(Stored records)
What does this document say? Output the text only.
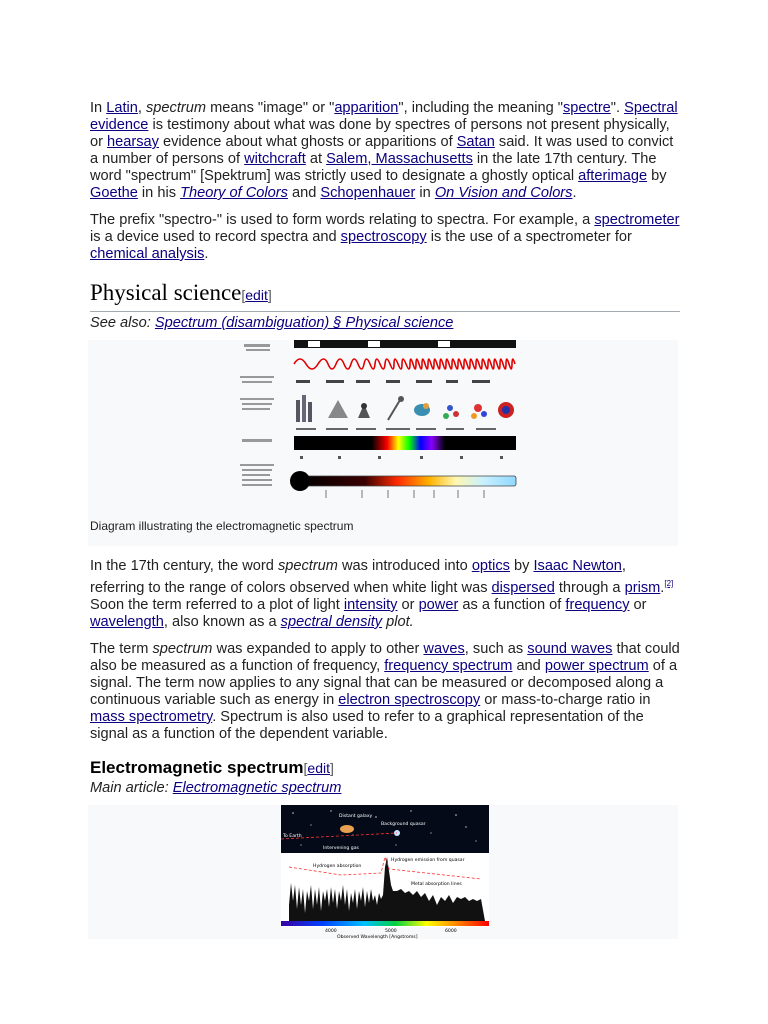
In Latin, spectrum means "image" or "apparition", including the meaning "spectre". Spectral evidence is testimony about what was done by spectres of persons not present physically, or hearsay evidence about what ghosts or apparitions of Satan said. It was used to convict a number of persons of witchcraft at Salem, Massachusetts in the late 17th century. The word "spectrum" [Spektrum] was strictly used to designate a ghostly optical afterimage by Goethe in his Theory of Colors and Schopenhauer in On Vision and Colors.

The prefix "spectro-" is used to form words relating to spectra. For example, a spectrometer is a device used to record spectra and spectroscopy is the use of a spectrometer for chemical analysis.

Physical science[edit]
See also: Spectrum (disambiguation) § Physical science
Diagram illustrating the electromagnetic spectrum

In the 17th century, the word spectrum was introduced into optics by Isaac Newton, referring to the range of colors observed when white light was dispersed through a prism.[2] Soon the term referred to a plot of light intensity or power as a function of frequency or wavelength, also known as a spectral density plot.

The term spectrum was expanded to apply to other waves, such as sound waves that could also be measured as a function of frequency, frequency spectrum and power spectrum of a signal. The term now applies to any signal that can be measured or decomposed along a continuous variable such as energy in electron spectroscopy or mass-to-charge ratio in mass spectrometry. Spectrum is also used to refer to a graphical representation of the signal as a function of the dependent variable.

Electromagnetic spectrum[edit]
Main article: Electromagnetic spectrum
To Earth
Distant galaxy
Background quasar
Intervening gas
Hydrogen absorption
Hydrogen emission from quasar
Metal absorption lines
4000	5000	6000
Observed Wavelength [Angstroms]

▸ **WHAT TO PRODUCE**
Track down every line of the material containing the string "science", and copy it.

▸ **RESULT BELOW**
Physical science[edit]
See also: Spectrum (disambiguation) § Physical science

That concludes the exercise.